_THE RECORDS_
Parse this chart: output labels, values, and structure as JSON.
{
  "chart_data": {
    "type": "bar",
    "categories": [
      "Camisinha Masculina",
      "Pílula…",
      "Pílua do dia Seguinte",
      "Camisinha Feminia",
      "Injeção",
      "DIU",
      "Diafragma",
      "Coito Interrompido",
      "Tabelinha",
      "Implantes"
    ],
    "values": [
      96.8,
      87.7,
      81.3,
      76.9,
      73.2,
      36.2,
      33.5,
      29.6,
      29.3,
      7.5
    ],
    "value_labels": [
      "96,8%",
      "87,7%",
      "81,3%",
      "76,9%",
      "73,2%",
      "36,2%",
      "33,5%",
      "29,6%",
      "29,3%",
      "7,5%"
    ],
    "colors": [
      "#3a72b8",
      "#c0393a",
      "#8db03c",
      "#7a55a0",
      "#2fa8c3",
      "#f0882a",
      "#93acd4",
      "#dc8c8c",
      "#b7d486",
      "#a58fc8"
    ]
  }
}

_YOUR OBJECTIVE_
Each line of the material above needs to be quoted exactly, please.

_THE REPLY_
Parse this chart: output labels, values, and structure as JSON.
{
  "chart_data": {
    "type": "bar",
    "categories": [
      "Camisinha Masculina",
      "Pílula…",
      "Pílua do dia Seguinte",
      "Camisinha Feminia",
      "Injeção",
      "DIU",
      "Diafragma",
      "Coito Interrompido",
      "Tabelinha",
      "Implantes"
    ],
    "values": [
      96.8,
      87.7,
      81.3,
      76.9,
      73.2,
      36.2,
      33.5,
      29.6,
      29.3,
      7.5
    ],
    "value_labels": [
      "96,8%",
      "87,7%",
      "81,3%",
      "76,9%",
      "73,2%",
      "36,2%",
      "33,5%",
      "29,6%",
      "29,3%",
      "7,5%"
    ],
    "colors": [
      "#3a72b8",
      "#c0393a",
      "#8db03c",
      "#7a55a0",
      "#2fa8c3",
      "#f0882a",
      "#93acd4",
      "#dc8c8c",
      "#b7d486",
      "#a58fc8"
    ]
  }
}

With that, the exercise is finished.